SET PROBLEM 1: Count the lines of the records that contain the string "holes", and reply with that number alone.

Amazon’s Grand Plan for Brazil: “Sell Millions of Kindles,” says Naggar

In Digital by Carlo Carrenho

Amazon’s David Naggar, author Paolo Coelho, and others go behind the scenes of Amazon’s Kindle Store launch in Brazil this week.

By Carlo Carrenho and Iona Teixeira Stevens

Amazon's David Naggar has big ambitions for the Brazilian book market.

“Tall and tan and young and lovely, the girl from Ipanema goes walking / And when she passes, each one she passes goes…aaaaaah.”

The works of the poet who wrote the original Portuguese lyrics for the most famous Brazilian song, “The Girl From Ipanema,” are now available as ebooks in Brazil, and not thanks to a publisher. It was Amazon that brought Vinicius de Moraes’ four Portuguese titles to digital life, as they launched their ebookstore just after midnight, Thursday morning. The books are exclusive to Amazon, as is a title from Paulo Coelho, O Livro dos Manuais, which is being sold at a discounted price of just $1.41 in US dollars, as well as the ebook editions Jeff Kinney’s Diary of a Wimpy Kid series.

Of the books on PublishNews Brazil’s list of top 100 bestselling titles, Amazon offers 64 in digital format.

Kobo Google, Amazon Launch Hours Apart

At the start of the week, the Brazilian publishing community knew one thing for certain. Kobo was launching. After all, Kobo sent out invitations for a cocktail party to celebrate the launch to be held in the flagship store of their retail bookselling partner Livraria Cultura. People were weary of rumors from Amazon and Google that they would “launch soon,” and this event would give them an excuse to celebrate, even if it was only half a party, so to speak.

As it would happen — and to everyone’s surprise — the trio of companies launched their products and ebookstores just hours apart. Amazon was scheduled to launch a few hours into Thursday, but when they realized Google Play was online with a selection of books shortly before midnight on Wednesday, they went into overdrive and launched 35 minutes later.

SET PROBLEM 2: Repeat word for word the stretch of the article on Amazon's Brazil launch from "As it would" through "35 minutes later.".

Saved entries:
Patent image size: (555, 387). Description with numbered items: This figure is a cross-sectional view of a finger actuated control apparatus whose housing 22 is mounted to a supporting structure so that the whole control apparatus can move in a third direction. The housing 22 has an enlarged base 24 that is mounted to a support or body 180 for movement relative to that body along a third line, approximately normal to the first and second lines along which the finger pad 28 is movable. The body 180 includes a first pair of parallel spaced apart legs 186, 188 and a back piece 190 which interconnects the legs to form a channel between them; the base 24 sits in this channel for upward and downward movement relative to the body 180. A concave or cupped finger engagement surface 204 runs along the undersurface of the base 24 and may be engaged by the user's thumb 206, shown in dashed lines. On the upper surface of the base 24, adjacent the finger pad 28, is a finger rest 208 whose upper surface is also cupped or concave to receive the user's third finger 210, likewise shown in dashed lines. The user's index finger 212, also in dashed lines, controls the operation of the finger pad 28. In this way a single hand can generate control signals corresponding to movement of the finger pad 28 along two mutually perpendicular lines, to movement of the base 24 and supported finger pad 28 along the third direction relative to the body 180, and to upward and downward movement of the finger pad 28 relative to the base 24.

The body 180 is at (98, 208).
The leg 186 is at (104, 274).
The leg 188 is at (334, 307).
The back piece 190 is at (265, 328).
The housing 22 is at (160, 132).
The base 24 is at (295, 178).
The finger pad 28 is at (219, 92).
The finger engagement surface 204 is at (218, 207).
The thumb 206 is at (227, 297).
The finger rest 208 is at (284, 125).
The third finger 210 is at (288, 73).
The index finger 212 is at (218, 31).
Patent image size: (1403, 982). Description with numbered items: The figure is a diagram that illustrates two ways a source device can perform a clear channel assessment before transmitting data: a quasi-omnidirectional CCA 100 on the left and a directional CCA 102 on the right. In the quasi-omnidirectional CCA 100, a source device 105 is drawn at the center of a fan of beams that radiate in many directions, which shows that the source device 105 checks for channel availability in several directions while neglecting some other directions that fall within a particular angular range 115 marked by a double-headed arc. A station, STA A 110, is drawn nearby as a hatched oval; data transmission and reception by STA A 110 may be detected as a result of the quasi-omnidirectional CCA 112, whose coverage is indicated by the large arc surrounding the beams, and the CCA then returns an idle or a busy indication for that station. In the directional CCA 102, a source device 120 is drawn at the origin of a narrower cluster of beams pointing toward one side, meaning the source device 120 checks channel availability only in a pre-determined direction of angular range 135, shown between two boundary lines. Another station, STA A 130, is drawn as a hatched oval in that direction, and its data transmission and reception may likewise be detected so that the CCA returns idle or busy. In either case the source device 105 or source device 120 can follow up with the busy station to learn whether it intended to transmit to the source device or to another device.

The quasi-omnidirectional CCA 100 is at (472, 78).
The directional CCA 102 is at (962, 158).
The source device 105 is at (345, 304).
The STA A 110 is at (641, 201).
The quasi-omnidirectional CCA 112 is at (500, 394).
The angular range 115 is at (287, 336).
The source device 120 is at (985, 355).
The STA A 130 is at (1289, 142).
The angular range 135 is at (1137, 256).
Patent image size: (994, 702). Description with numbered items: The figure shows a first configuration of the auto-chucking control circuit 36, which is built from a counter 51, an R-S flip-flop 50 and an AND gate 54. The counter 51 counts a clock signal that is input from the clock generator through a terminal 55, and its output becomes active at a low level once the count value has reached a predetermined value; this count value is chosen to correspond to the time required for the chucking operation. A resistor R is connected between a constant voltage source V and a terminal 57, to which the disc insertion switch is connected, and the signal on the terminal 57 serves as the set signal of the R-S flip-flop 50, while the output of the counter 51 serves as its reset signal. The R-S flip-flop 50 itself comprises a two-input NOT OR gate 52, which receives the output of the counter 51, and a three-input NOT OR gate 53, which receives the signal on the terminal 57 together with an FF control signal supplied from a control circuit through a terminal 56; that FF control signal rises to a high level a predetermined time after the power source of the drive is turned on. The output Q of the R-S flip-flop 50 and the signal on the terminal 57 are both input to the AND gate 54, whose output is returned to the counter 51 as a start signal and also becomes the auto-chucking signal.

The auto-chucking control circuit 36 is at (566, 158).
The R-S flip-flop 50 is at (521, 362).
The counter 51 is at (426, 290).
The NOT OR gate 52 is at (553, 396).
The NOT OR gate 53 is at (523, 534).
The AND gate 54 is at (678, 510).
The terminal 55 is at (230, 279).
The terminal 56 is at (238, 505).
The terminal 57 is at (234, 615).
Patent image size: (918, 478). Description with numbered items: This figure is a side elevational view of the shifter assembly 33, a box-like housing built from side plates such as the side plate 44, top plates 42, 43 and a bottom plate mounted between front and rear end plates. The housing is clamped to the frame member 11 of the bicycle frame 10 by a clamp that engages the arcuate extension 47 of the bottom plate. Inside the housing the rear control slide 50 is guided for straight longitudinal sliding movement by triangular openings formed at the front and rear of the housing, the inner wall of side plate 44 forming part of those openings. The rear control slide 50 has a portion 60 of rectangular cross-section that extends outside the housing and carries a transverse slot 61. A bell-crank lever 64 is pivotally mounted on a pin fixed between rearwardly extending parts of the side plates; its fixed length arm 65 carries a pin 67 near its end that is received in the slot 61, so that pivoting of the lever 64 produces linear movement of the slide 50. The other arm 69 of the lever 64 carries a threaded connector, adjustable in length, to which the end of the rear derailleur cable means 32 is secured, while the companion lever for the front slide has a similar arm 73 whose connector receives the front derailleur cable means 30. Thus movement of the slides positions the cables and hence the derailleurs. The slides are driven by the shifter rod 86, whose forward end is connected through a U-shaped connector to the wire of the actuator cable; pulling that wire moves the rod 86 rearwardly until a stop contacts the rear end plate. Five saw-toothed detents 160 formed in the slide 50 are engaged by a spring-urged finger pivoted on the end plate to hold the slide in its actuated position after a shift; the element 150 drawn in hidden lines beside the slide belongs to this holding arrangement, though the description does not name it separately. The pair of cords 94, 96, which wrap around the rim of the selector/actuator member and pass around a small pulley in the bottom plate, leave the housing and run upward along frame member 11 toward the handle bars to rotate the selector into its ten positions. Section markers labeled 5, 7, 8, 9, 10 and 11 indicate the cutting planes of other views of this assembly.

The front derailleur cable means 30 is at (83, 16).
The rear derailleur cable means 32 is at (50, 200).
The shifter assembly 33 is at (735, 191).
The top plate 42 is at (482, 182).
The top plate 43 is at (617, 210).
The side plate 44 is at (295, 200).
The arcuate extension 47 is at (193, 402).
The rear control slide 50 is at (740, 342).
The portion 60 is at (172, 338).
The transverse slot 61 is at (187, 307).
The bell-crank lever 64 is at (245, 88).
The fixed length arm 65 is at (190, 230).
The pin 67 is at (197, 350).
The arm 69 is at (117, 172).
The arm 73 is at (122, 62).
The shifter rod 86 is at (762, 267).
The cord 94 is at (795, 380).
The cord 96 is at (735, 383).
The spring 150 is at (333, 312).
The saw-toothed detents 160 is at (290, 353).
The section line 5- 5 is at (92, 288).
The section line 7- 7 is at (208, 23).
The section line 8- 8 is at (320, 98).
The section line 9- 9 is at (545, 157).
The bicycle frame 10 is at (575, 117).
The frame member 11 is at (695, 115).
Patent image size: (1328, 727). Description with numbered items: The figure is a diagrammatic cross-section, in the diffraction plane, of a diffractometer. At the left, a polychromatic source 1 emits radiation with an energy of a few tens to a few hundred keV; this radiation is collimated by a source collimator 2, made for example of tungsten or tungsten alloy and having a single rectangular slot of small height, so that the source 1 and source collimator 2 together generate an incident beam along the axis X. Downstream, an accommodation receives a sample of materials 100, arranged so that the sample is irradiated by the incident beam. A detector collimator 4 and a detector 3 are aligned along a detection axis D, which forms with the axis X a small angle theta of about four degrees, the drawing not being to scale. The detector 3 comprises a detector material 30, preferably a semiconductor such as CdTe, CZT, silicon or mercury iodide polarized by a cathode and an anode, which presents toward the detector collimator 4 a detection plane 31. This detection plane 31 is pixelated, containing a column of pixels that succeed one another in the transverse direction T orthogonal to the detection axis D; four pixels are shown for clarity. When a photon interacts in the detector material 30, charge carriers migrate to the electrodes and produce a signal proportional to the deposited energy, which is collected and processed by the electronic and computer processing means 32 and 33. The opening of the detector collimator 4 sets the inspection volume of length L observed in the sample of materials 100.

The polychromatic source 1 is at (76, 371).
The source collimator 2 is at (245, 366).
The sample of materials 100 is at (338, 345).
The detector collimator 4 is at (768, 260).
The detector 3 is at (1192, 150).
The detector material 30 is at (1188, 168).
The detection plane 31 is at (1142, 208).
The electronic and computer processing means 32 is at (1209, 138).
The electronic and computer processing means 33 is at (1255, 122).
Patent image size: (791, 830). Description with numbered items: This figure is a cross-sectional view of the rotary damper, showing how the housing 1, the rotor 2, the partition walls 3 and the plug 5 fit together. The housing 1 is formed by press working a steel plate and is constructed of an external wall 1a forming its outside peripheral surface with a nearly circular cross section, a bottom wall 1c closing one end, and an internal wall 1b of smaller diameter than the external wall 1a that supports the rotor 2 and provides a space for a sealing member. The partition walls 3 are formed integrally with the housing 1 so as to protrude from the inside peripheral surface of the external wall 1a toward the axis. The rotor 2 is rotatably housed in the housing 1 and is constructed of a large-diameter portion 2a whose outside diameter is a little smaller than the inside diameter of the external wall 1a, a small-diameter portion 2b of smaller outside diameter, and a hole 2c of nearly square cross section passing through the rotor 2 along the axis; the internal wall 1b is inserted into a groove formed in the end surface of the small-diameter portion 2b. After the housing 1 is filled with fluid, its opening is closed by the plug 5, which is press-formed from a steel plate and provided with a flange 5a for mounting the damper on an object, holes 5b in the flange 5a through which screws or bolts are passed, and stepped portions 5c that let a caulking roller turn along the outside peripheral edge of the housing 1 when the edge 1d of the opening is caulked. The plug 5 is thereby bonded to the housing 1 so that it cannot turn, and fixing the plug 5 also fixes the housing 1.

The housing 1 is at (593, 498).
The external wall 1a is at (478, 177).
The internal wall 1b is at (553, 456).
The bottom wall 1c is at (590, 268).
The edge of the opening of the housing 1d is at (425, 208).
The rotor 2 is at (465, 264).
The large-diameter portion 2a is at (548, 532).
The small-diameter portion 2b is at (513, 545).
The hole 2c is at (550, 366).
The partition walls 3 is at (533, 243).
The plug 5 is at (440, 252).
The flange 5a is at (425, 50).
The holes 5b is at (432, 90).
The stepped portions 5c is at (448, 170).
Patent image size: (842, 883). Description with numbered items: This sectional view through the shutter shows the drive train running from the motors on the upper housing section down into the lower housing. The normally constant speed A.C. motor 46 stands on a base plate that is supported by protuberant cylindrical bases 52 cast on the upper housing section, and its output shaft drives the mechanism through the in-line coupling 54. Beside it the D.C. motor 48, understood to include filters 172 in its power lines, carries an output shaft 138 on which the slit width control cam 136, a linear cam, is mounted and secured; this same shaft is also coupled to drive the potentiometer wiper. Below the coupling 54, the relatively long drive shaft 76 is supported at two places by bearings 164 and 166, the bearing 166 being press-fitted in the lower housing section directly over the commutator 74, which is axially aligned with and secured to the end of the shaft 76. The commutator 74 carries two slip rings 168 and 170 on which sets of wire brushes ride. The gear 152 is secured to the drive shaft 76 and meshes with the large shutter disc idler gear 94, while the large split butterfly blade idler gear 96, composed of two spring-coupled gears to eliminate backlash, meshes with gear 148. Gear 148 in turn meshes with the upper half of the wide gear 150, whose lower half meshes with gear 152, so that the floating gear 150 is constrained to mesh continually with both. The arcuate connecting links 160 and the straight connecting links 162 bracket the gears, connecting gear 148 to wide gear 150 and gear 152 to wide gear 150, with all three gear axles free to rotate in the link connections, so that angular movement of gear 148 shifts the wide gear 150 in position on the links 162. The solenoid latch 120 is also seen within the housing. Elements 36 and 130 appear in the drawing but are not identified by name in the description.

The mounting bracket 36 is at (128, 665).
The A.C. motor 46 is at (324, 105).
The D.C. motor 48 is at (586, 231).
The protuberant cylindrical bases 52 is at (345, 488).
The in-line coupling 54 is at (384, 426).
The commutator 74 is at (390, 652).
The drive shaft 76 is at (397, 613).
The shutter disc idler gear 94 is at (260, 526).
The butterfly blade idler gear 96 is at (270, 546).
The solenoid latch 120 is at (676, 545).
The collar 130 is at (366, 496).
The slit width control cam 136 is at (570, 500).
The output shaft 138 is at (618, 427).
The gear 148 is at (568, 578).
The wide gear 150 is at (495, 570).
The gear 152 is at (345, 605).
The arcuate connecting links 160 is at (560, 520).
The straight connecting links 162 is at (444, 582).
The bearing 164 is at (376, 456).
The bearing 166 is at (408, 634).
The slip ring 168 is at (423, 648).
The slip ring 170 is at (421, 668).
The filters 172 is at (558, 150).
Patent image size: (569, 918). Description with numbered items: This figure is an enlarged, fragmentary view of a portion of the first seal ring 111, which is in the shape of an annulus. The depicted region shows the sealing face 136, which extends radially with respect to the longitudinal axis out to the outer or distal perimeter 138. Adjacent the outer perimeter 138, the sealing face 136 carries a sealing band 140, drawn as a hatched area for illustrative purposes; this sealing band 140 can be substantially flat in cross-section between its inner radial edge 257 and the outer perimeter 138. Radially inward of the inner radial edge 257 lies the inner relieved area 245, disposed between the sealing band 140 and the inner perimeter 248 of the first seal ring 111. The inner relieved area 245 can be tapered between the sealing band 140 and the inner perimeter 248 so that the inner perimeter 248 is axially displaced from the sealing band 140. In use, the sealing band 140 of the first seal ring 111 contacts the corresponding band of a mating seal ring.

EXERCISE RESPONSE 1: 2

EXERCISE RESPONSE 2:
As it would happen — and to everyone’s surprise — the trio of companies launched their products and ebookstores just hours apart. Amazon was scheduled to launch a few hours into Thursday, but when they realized Google Play was online with a selection of books shortly before midnight on Wednesday, they went into overdrive and launched 35 minutes later.